Copy out all the lines where "structure" shows up.

--- START OF Given records ---

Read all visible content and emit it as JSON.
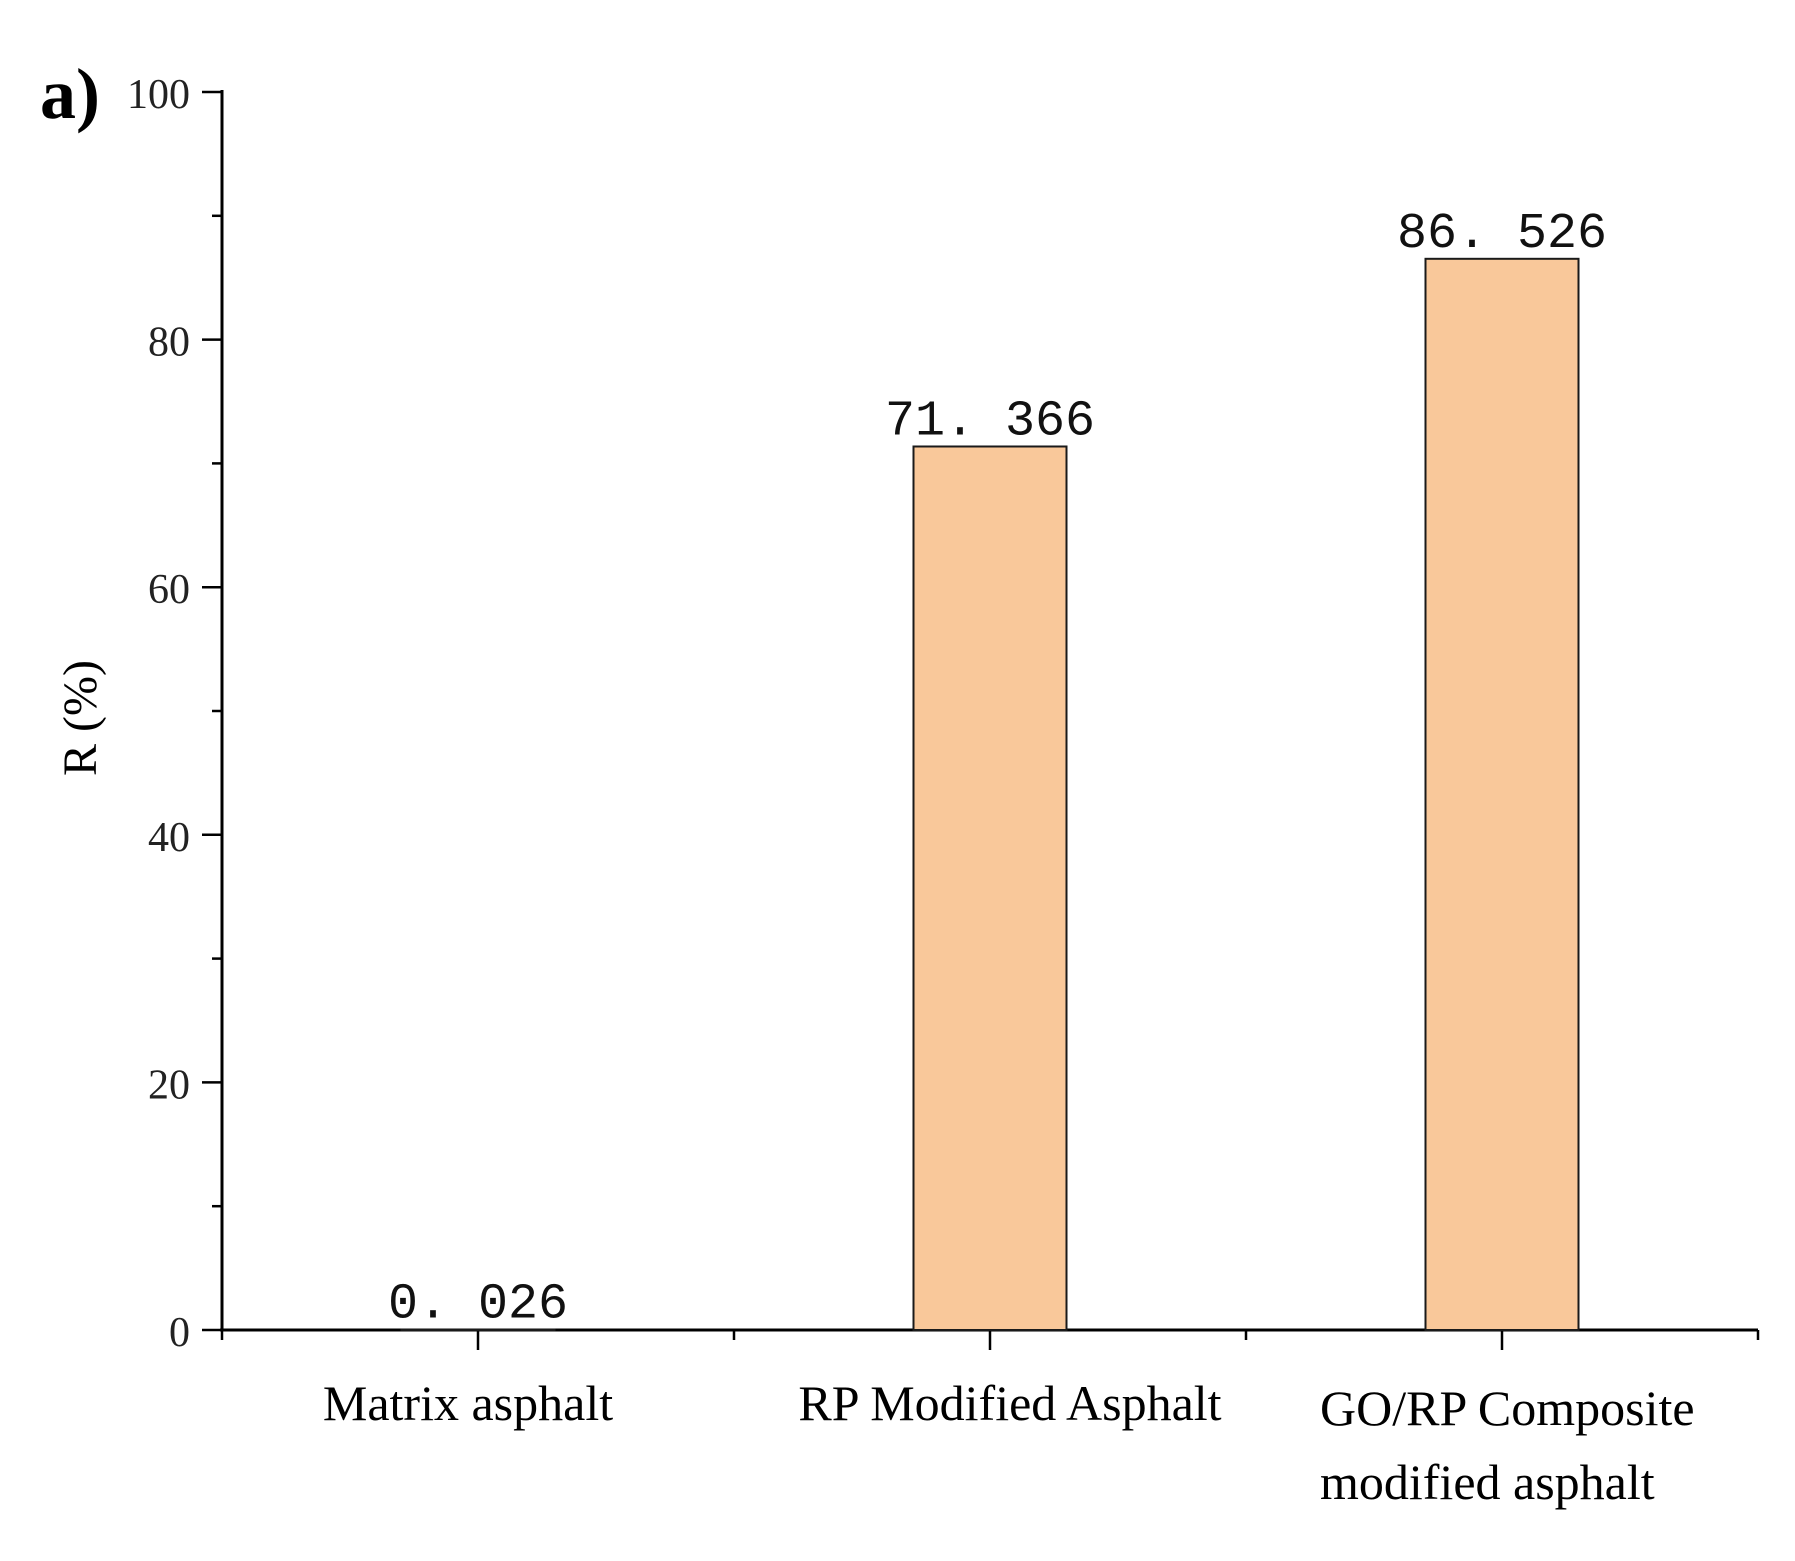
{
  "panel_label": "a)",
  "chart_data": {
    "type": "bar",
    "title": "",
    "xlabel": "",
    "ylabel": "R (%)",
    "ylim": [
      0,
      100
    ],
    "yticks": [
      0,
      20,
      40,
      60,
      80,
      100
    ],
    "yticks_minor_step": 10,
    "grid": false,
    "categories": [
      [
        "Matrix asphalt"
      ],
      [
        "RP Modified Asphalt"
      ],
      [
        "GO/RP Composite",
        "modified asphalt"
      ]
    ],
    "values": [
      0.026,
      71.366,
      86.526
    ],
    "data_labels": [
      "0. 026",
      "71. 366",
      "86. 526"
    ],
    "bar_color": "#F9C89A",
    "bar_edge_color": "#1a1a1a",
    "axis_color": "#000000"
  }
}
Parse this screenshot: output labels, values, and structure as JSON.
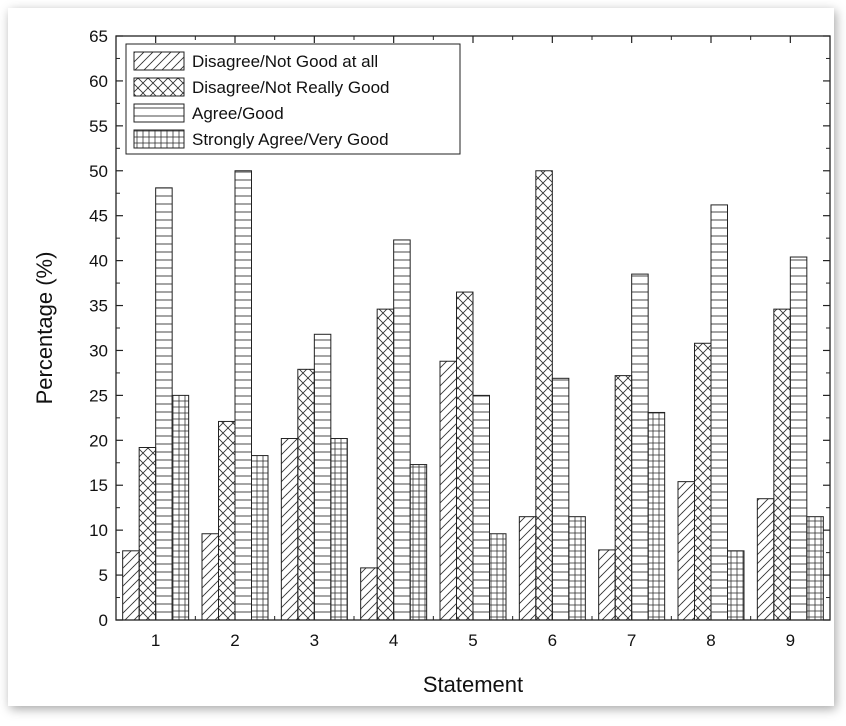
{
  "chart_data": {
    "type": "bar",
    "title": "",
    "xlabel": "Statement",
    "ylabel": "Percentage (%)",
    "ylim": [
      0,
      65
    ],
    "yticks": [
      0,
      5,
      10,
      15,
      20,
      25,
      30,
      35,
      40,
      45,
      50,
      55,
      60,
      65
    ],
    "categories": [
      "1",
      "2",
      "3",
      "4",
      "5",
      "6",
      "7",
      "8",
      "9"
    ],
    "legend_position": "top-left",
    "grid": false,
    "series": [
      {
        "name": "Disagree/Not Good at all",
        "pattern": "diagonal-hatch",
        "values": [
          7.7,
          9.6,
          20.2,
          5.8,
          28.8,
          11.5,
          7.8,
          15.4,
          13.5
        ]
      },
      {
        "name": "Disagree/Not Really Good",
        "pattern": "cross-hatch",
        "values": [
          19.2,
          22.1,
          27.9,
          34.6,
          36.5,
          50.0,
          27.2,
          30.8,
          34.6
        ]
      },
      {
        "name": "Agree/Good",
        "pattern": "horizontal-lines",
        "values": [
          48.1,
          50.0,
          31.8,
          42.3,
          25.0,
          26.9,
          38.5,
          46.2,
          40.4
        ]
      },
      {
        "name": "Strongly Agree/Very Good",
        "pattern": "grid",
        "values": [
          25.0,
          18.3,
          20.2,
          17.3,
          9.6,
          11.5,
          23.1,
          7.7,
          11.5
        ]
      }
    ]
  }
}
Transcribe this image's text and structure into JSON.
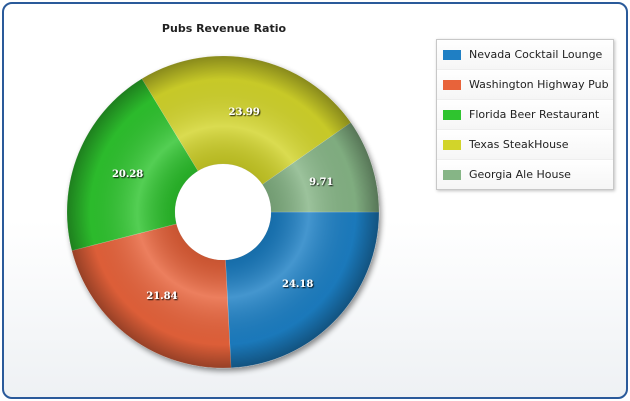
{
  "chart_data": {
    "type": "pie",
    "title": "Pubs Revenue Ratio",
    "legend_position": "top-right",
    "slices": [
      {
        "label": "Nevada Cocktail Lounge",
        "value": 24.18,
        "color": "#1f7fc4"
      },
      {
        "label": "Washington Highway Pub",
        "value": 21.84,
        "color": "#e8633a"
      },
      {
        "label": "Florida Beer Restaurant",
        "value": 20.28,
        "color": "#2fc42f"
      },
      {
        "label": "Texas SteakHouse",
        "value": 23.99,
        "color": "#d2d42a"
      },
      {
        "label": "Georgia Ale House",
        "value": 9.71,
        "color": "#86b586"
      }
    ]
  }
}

--- END OF Given records ---

Full response ->
Parse this screenshot: output labels, values, and structure as JSON.
Transcribe this image's text and structure into JSON.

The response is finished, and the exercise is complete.